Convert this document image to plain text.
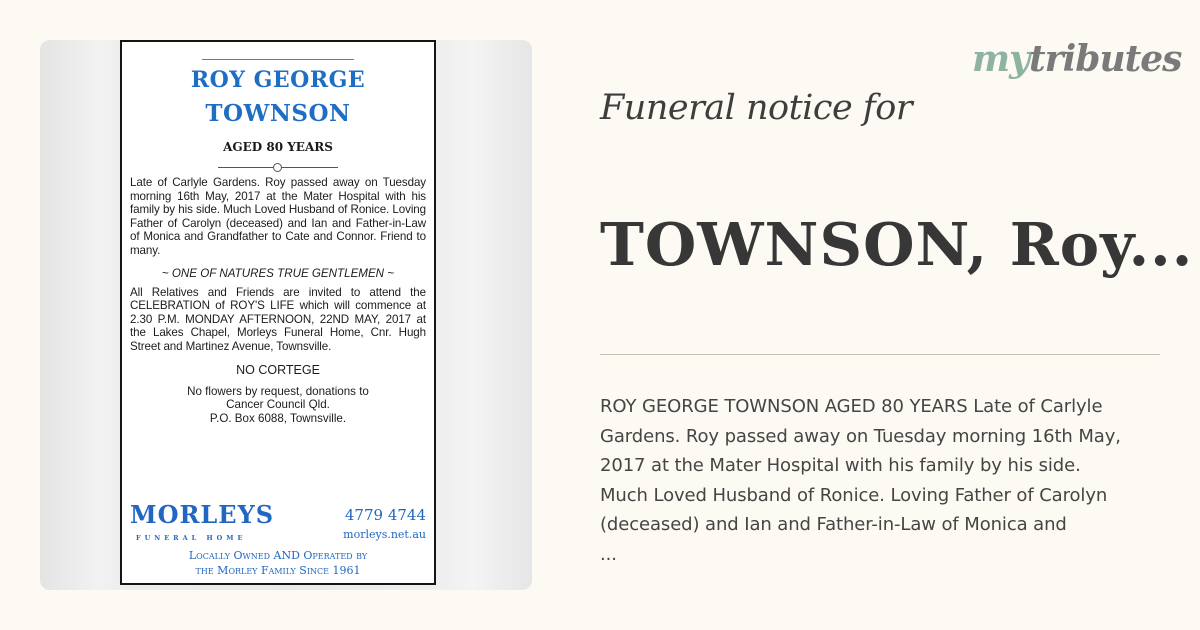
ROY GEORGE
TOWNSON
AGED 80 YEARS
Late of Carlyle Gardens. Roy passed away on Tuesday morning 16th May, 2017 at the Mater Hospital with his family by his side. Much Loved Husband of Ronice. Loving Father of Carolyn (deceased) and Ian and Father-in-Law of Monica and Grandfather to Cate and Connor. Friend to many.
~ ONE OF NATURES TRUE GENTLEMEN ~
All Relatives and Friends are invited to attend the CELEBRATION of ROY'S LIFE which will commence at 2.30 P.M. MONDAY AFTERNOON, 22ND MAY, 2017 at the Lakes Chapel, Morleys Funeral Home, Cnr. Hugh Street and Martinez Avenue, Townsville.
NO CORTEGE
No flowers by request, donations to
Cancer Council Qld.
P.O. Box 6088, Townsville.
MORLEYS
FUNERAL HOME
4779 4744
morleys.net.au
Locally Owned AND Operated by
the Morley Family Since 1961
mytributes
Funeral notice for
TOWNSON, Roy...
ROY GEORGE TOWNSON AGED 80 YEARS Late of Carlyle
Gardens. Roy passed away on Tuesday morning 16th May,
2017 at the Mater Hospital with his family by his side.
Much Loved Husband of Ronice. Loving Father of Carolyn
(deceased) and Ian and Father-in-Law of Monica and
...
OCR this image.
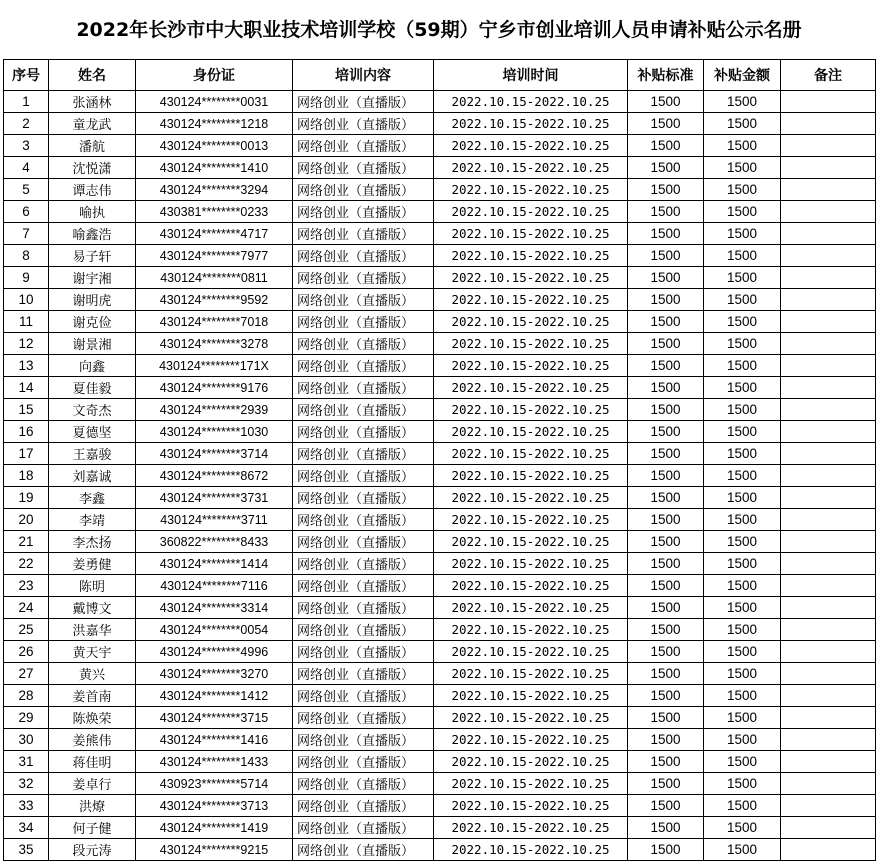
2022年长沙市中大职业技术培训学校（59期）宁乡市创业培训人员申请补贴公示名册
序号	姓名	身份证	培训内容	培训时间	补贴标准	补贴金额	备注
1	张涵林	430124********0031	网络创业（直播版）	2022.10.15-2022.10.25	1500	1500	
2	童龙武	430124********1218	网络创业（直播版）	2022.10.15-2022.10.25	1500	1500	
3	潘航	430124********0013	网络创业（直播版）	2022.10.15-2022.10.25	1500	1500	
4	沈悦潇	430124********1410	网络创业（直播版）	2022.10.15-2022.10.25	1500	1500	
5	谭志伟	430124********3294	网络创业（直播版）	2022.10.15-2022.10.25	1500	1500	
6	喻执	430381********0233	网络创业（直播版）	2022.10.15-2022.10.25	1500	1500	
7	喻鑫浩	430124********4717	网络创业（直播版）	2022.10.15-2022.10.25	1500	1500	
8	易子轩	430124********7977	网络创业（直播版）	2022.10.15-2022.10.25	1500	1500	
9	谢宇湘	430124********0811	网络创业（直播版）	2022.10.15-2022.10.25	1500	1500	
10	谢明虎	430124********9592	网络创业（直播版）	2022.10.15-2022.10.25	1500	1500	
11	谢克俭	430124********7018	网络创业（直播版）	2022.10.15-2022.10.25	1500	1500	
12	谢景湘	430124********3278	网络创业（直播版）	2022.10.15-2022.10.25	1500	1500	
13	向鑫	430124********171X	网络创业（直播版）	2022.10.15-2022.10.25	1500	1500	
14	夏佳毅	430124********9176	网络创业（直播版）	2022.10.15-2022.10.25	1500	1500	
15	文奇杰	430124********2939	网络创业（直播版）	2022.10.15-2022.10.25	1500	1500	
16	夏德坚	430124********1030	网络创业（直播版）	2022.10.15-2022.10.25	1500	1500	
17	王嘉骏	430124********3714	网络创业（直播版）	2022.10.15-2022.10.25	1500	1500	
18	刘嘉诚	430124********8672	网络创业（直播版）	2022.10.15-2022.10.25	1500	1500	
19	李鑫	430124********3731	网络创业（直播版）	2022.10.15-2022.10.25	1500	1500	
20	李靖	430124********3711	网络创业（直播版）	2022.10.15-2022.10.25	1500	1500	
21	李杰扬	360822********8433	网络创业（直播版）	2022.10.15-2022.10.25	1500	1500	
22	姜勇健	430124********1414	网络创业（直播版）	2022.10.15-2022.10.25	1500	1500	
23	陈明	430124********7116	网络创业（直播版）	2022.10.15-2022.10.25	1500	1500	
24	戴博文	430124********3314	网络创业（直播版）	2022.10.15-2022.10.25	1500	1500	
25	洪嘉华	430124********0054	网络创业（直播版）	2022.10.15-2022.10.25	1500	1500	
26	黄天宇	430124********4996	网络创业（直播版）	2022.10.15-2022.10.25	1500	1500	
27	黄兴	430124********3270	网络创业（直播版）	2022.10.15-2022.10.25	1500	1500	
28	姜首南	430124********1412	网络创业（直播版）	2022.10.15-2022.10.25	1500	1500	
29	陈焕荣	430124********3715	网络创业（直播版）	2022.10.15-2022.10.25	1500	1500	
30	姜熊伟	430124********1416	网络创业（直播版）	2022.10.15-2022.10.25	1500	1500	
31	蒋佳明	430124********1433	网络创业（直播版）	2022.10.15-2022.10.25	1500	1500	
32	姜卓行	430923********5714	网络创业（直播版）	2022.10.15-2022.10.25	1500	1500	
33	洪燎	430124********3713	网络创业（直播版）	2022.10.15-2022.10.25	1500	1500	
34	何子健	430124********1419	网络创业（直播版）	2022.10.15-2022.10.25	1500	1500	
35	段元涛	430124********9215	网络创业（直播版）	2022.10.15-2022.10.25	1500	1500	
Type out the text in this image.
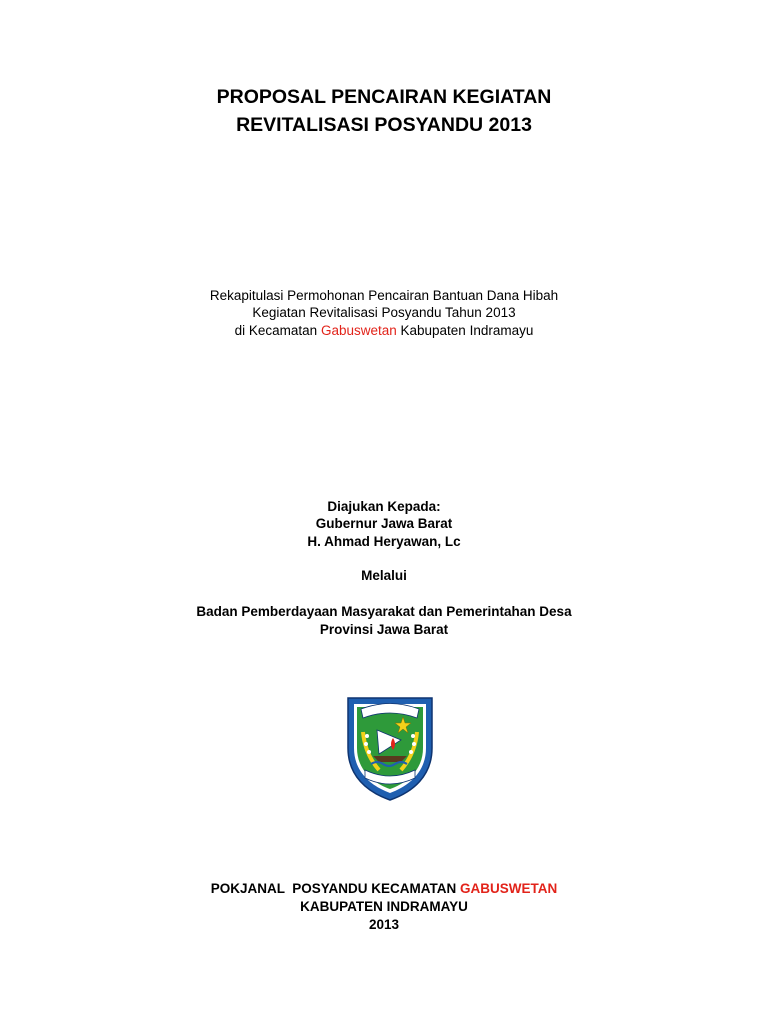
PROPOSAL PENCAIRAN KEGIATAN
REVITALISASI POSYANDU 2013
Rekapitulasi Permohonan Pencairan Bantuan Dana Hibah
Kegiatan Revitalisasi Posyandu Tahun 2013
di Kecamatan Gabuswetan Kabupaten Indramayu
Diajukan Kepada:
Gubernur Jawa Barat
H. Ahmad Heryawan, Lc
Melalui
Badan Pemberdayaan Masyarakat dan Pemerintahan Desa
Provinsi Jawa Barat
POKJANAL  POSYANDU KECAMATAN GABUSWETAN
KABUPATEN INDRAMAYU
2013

OBJECTIVE: Copy every line of the data exactly as written, excluding the pictures.

COMPLETED EXERCISE:
Convert this document image to plain text.
ROY GEORGE
TOWNSON
AGED 80 YEARS
Late of Carlyle Gardens. Roy passed away on Tuesday morning 16th May, 2017 at the Mater Hospital with his family by his side. Much Loved Husband of Ronice. Loving Father of Carolyn (deceased) and Ian and Father-in-Law of Monica and Grandfather to Cate and Connor. Friend to many.
~ ONE OF NATURES TRUE GENTLEMEN ~
All Relatives and Friends are invited to attend the CELEBRATION of ROY'S LIFE which will commence at 2.30 P.M. MONDAY AFTERNOON, 22ND MAY, 2017 at the Lakes Chapel, Morleys Funeral Home, Cnr. Hugh Street and Martinez Avenue, Townsville.
NO CORTEGE
No flowers by request, donations to
Cancer Council Qld.
P.O. Box 6088, Townsville.
MORLEYS
FUNERAL HOME
4779 4744
morleys.net.au
Locally Owned AND Operated by
the Morley Family Since 1961
mytributes
Funeral notice for
TOWNSON, Roy...
ROY GEORGE TOWNSON AGED 80 YEARS Late of Carlyle
Gardens. Roy passed away on Tuesday morning 16th May,
2017 at the Mater Hospital with his family by his side.
Much Loved Husband of Ronice. Loving Father of Carolyn
(deceased) and Ian and Father-in-Law of Monica and
...
OCR this image.
2022年长沙市中大职业技术培训学校（59期）宁乡市创业培训人员申请补贴公示名册
序号	姓名	身份证	培训内容	培训时间	补贴标准	补贴金额	备注
1	张涵林	430124********0031	网络创业（直播版）	2022.10.15-2022.10.25	1500	1500	
2	童龙武	430124********1218	网络创业（直播版）	2022.10.15-2022.10.25	1500	1500	
3	潘航	430124********0013	网络创业（直播版）	2022.10.15-2022.10.25	1500	1500	
4	沈悦潇	430124********1410	网络创业（直播版）	2022.10.15-2022.10.25	1500	1500	
5	谭志伟	430124********3294	网络创业（直播版）	2022.10.15-2022.10.25	1500	1500	
6	喻执	430381********0233	网络创业（直播版）	2022.10.15-2022.10.25	1500	1500	
7	喻鑫浩	430124********4717	网络创业（直播版）	2022.10.15-2022.10.25	1500	1500	
8	易子轩	430124********7977	网络创业（直播版）	2022.10.15-2022.10.25	1500	1500	
9	谢宇湘	430124********0811	网络创业（直播版）	2022.10.15-2022.10.25	1500	1500	
10	谢明虎	430124********9592	网络创业（直播版）	2022.10.15-2022.10.25	1500	1500	
11	谢克俭	430124********7018	网络创业（直播版）	2022.10.15-2022.10.25	1500	1500	
12	谢景湘	430124********3278	网络创业（直播版）	2022.10.15-2022.10.25	1500	1500	
13	向鑫	430124********171X	网络创业（直播版）	2022.10.15-2022.10.25	1500	1500	
14	夏佳毅	430124********9176	网络创业（直播版）	2022.10.15-2022.10.25	1500	1500	
15	文奇杰	430124********2939	网络创业（直播版）	2022.10.15-2022.10.25	1500	1500	
16	夏德坚	430124********1030	网络创业（直播版）	2022.10.15-2022.10.25	1500	1500	
17	王嘉骏	430124********3714	网络创业（直播版）	2022.10.15-2022.10.25	1500	1500	
18	刘嘉诚	430124********8672	网络创业（直播版）	2022.10.15-2022.10.25	1500	1500	
19	李鑫	430124********3731	网络创业（直播版）	2022.10.15-2022.10.25	1500	1500	
20	李靖	430124********3711	网络创业（直播版）	2022.10.15-2022.10.25	1500	1500	
21	李杰扬	360822********8433	网络创业（直播版）	2022.10.15-2022.10.25	1500	1500	
22	姜勇健	430124********1414	网络创业（直播版）	2022.10.15-2022.10.25	1500	1500	
23	陈明	430124********7116	网络创业（直播版）	2022.10.15-2022.10.25	1500	1500	
24	戴博文	430124********3314	网络创业（直播版）	2022.10.15-2022.10.25	1500	1500	
25	洪嘉华	430124********0054	网络创业（直播版）	2022.10.15-2022.10.25	1500	1500	
26	黄天宇	430124********4996	网络创业（直播版）	2022.10.15-2022.10.25	1500	1500	
27	黄兴	430124********3270	网络创业（直播版）	2022.10.15-2022.10.25	1500	1500	
28	姜首南	430124********1412	网络创业（直播版）	2022.10.15-2022.10.25	1500	1500	
29	陈焕荣	430124********3715	网络创业（直播版）	2022.10.15-2022.10.25	1500	1500	
30	姜熊伟	430124********1416	网络创业（直播版）	2022.10.15-2022.10.25	1500	1500	
31	蒋佳明	430124********1433	网络创业（直播版）	2022.10.15-2022.10.25	1500	1500	
32	姜卓行	430923********5714	网络创业（直播版）	2022.10.15-2022.10.25	1500	1500	
33	洪燎	430124********3713	网络创业（直播版）	2022.10.15-2022.10.25	1500	1500	
34	何子健	430124********1419	网络创业（直播版）	2022.10.15-2022.10.25	1500	1500	
35	段元涛	430124********9215	网络创业（直播版）	2022.10.15-2022.10.25	1500	1500	
Type out the text in this image.
PROPOSAL PENCAIRAN KEGIATAN
REVITALISASI POSYANDU 2013
Rekapitulasi Permohonan Pencairan Bantuan Dana Hibah
Kegiatan Revitalisasi Posyandu Tahun 2013
di Kecamatan Gabuswetan Kabupaten Indramayu
Diajukan Kepada:
Gubernur Jawa Barat
H. Ahmad Heryawan, Lc
Melalui
Badan Pemberdayaan Masyarakat dan Pemerintahan Desa
Provinsi Jawa Barat
POKJANAL  POSYANDU KECAMATAN GABUSWETAN
KABUPATEN INDRAMAYU
2013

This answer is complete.